--- Work to be completed ---
Identify the lines that include the word "folder", then copy all of them.

--- Stored data ---
*****
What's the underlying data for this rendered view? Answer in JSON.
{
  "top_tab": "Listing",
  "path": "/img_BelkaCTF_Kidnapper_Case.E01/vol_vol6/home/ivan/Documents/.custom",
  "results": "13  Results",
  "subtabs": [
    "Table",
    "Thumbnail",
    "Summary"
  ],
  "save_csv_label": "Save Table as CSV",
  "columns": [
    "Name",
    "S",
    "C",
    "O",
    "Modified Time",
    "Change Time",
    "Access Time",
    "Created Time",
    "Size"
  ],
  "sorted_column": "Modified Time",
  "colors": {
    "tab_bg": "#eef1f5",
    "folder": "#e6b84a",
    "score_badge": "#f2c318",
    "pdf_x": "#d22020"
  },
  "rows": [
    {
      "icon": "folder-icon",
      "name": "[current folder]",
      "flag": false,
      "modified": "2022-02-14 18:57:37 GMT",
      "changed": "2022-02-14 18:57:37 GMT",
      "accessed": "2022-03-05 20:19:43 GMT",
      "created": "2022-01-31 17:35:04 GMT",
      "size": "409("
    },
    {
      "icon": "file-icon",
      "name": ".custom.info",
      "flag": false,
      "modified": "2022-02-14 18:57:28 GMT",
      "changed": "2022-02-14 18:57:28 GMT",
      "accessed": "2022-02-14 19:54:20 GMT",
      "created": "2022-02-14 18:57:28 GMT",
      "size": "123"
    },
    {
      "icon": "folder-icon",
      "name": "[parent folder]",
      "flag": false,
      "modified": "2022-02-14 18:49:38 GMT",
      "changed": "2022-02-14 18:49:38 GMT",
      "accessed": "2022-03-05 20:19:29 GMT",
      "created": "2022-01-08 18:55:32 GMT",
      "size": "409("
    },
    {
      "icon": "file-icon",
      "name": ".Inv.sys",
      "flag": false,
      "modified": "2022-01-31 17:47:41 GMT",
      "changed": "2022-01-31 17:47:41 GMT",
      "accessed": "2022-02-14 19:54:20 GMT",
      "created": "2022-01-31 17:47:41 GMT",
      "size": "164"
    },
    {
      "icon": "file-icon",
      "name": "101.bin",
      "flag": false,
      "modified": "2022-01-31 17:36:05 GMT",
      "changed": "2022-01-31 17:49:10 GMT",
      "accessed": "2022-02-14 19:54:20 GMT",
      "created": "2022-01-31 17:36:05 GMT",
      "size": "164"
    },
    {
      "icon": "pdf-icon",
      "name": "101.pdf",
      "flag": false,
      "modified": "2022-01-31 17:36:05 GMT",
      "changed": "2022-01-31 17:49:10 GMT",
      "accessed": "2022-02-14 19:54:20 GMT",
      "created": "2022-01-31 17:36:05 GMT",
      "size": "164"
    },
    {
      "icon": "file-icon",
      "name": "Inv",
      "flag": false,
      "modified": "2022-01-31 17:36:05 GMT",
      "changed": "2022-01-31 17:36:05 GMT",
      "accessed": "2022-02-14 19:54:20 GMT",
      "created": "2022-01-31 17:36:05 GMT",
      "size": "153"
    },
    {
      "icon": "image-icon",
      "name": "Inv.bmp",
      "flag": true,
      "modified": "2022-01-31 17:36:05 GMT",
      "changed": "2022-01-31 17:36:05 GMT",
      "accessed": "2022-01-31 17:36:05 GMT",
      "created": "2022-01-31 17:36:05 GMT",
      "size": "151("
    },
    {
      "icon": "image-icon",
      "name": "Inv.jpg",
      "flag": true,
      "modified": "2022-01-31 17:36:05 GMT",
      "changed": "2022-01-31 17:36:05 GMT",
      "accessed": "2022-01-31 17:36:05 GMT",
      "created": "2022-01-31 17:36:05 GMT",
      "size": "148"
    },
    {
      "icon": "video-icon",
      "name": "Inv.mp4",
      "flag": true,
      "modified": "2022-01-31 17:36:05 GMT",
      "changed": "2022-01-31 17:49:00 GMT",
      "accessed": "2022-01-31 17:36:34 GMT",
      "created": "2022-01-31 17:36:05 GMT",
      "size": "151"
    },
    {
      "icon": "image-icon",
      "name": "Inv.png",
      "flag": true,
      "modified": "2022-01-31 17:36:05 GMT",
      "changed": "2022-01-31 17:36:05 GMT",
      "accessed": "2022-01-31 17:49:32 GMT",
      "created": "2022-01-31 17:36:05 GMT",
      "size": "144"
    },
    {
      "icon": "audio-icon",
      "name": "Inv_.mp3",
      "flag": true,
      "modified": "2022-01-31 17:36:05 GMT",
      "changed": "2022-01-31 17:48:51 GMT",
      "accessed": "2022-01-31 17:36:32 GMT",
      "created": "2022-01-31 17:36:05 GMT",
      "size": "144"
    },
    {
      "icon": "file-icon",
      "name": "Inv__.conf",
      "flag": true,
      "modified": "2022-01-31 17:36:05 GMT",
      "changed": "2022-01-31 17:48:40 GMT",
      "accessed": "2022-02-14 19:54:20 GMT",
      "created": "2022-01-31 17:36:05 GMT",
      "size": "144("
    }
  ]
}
*****
--- Output below ---
    "folder": "#e6b84a",
      "icon": "folder-icon",
      "name": "[current folder]",
      "icon": "folder-icon",
      "name": "[parent folder]",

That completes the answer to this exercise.